_What to work on_: Set down the records again, keeping each line exactly as it is.

_Source data_:
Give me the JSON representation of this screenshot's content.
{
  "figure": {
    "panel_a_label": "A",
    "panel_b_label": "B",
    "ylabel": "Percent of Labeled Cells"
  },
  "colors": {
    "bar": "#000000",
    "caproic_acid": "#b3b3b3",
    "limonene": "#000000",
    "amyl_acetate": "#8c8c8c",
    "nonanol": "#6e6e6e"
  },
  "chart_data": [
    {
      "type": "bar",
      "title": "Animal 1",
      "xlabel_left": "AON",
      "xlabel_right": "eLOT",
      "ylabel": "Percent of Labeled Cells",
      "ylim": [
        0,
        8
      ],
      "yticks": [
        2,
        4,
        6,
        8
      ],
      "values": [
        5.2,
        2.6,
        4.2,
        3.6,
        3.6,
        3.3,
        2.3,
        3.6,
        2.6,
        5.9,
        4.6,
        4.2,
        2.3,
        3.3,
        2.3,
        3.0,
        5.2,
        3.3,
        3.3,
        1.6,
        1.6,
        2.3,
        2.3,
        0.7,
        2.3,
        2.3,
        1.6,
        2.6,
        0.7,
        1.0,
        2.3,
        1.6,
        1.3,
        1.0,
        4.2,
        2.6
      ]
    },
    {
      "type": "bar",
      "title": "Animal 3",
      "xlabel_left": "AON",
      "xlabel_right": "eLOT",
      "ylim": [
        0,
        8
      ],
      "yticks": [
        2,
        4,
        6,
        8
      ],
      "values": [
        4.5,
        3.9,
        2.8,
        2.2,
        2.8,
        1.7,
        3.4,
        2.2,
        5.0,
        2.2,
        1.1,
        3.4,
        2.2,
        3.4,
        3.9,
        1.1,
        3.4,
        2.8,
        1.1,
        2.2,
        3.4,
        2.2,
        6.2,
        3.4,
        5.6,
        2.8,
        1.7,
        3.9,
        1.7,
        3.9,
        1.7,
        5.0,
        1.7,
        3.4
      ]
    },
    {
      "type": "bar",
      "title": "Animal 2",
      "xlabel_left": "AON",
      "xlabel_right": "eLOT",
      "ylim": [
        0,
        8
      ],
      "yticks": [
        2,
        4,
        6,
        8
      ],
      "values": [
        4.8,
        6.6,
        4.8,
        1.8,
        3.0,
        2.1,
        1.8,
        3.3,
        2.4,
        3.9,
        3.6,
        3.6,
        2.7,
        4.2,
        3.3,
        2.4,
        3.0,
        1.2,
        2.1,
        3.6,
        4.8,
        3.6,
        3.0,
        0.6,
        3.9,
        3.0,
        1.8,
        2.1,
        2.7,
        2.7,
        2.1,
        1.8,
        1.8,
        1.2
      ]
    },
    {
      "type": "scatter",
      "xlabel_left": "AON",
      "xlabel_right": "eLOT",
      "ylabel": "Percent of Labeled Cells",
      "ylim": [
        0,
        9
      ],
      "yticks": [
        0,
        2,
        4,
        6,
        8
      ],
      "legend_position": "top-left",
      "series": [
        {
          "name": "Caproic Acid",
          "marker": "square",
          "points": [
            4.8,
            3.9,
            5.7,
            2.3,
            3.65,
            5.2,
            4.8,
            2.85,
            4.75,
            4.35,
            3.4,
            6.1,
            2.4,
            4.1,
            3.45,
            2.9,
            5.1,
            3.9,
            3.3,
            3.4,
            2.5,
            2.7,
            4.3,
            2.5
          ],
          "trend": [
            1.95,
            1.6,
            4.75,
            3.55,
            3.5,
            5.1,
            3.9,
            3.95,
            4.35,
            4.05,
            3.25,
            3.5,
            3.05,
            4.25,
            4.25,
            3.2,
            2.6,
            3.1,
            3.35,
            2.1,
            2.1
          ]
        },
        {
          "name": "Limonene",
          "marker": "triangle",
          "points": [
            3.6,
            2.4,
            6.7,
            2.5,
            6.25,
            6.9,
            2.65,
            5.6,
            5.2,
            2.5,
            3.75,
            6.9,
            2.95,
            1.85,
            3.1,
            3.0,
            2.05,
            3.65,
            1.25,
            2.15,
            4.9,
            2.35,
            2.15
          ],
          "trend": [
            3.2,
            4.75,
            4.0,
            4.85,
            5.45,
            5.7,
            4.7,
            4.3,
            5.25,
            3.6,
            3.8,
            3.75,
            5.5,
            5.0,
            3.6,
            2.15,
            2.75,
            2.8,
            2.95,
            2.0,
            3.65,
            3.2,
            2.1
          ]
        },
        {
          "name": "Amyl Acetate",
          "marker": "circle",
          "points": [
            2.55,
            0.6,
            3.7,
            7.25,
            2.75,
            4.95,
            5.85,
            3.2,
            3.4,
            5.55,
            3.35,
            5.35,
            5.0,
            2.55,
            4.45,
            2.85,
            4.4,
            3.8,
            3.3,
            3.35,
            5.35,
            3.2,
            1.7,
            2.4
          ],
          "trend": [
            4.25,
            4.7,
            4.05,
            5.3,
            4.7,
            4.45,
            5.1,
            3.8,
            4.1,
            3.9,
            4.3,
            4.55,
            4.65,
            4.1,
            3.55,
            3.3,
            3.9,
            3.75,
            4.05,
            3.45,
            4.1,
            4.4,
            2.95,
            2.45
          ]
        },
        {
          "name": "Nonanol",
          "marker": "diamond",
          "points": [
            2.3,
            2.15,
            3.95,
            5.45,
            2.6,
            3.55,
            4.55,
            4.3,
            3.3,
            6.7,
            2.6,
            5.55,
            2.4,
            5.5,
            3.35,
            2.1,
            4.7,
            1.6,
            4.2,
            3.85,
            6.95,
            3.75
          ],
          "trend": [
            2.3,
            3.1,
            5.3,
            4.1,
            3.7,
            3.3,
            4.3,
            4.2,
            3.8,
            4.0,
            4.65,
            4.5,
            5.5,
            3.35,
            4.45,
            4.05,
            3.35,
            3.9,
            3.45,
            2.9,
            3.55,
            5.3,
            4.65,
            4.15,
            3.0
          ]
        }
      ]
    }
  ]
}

_Solution to the exercise_:
Give me the JSON representation of this screenshot's content.
{
  "figure": {
    "panel_a_label": "A",
    "panel_b_label": "B",
    "ylabel": "Percent of Labeled Cells"
  },
  "colors": {
    "bar": "#000000",
    "caproic_acid": "#b3b3b3",
    "limonene": "#000000",
    "amyl_acetate": "#8c8c8c",
    "nonanol": "#6e6e6e"
  },
  "chart_data": [
    {
      "type": "bar",
      "title": "Animal 1",
      "xlabel_left": "AON",
      "xlabel_right": "eLOT",
      "ylabel": "Percent of Labeled Cells",
      "ylim": [
        0,
        8
      ],
      "yticks": [
        2,
        4,
        6,
        8
      ],
      "values": [
        5.2,
        2.6,
        4.2,
        3.6,
        3.6,
        3.3,
        2.3,
        3.6,
        2.6,
        5.9,
        4.6,
        4.2,
        2.3,
        3.3,
        2.3,
        3.0,
        5.2,
        3.3,
        3.3,
        1.6,
        1.6,
        2.3,
        2.3,
        0.7,
        2.3,
        2.3,
        1.6,
        2.6,
        0.7,
        1.0,
        2.3,
        1.6,
        1.3,
        1.0,
        4.2,
        2.6
      ]
    },
    {
      "type": "bar",
      "title": "Animal 3",
      "xlabel_left": "AON",
      "xlabel_right": "eLOT",
      "ylim": [
        0,
        8
      ],
      "yticks": [
        2,
        4,
        6,
        8
      ],
      "values": [
        4.5,
        3.9,
        2.8,
        2.2,
        2.8,
        1.7,
        3.4,
        2.2,
        5.0,
        2.2,
        1.1,
        3.4,
        2.2,
        3.4,
        3.9,
        1.1,
        3.4,
        2.8,
        1.1,
        2.2,
        3.4,
        2.2,
        6.2,
        3.4,
        5.6,
        2.8,
        1.7,
        3.9,
        1.7,
        3.9,
        1.7,
        5.0,
        1.7,
        3.4
      ]
    },
    {
      "type": "bar",
      "title": "Animal 2",
      "xlabel_left": "AON",
      "xlabel_right": "eLOT",
      "ylim": [
        0,
        8
      ],
      "yticks": [
        2,
        4,
        6,
        8
      ],
      "values": [
        4.8,
        6.6,
        4.8,
        1.8,
        3.0,
        2.1,
        1.8,
        3.3,
        2.4,
        3.9,
        3.6,
        3.6,
        2.7,
        4.2,
        3.3,
        2.4,
        3.0,
        1.2,
        2.1,
        3.6,
        4.8,
        3.6,
        3.0,
        0.6,
        3.9,
        3.0,
        1.8,
        2.1,
        2.7,
        2.7,
        2.1,
        1.8,
        1.8,
        1.2
      ]
    },
    {
      "type": "scatter",
      "xlabel_left": "AON",
      "xlabel_right": "eLOT",
      "ylabel": "Percent of Labeled Cells",
      "ylim": [
        0,
        9
      ],
      "yticks": [
        0,
        2,
        4,
        6,
        8
      ],
      "legend_position": "top-left",
      "series": [
        {
          "name": "Caproic Acid",
          "marker": "square",
          "points": [
            4.8,
            3.9,
            5.7,
            2.3,
            3.65,
            5.2,
            4.8,
            2.85,
            4.75,
            4.35,
            3.4,
            6.1,
            2.4,
            4.1,
            3.45,
            2.9,
            5.1,
            3.9,
            3.3,
            3.4,
            2.5,
            2.7,
            4.3,
            2.5
          ],
          "trend": [
            1.95,
            1.6,
            4.75,
            3.55,
            3.5,
            5.1,
            3.9,
            3.95,
            4.35,
            4.05,
            3.25,
            3.5,
            3.05,
            4.25,
            4.25,
            3.2,
            2.6,
            3.1,
            3.35,
            2.1,
            2.1
          ]
        },
        {
          "name": "Limonene",
          "marker": "triangle",
          "points": [
            3.6,
            2.4,
            6.7,
            2.5,
            6.25,
            6.9,
            2.65,
            5.6,
            5.2,
            2.5,
            3.75,
            6.9,
            2.95,
            1.85,
            3.1,
            3.0,
            2.05,
            3.65,
            1.25,
            2.15,
            4.9,
            2.35,
            2.15
          ],
          "trend": [
            3.2,
            4.75,
            4.0,
            4.85,
            5.45,
            5.7,
            4.7,
            4.3,
            5.25,
            3.6,
            3.8,
            3.75,
            5.5,
            5.0,
            3.6,
            2.15,
            2.75,
            2.8,
            2.95,
            2.0,
            3.65,
            3.2,
            2.1
          ]
        },
        {
          "name": "Amyl Acetate",
          "marker": "circle",
          "points": [
            2.55,
            0.6,
            3.7,
            7.25,
            2.75,
            4.95,
            5.85,
            3.2,
            3.4,
            5.55,
            3.35,
            5.35,
            5.0,
            2.55,
            4.45,
            2.85,
            4.4,
            3.8,
            3.3,
            3.35,
            5.35,
            3.2,
            1.7,
            2.4
          ],
          "trend": [
            4.25,
            4.7,
            4.05,
            5.3,
            4.7,
            4.45,
            5.1,
            3.8,
            4.1,
            3.9,
            4.3,
            4.55,
            4.65,
            4.1,
            3.55,
            3.3,
            3.9,
            3.75,
            4.05,
            3.45,
            4.1,
            4.4,
            2.95,
            2.45
          ]
        },
        {
          "name": "Nonanol",
          "marker": "diamond",
          "points": [
            2.3,
            2.15,
            3.95,
            5.45,
            2.6,
            3.55,
            4.55,
            4.3,
            3.3,
            6.7,
            2.6,
            5.55,
            2.4,
            5.5,
            3.35,
            2.1,
            4.7,
            1.6,
            4.2,
            3.85,
            6.95,
            3.75
          ],
          "trend": [
            2.3,
            3.1,
            5.3,
            4.1,
            3.7,
            3.3,
            4.3,
            4.2,
            3.8,
            4.0,
            4.65,
            4.5,
            5.5,
            3.35,
            4.45,
            4.05,
            3.35,
            3.9,
            3.45,
            2.9,
            3.55,
            5.3,
            4.65,
            4.15,
            3.0
          ]
        }
      ]
    }
  ]
}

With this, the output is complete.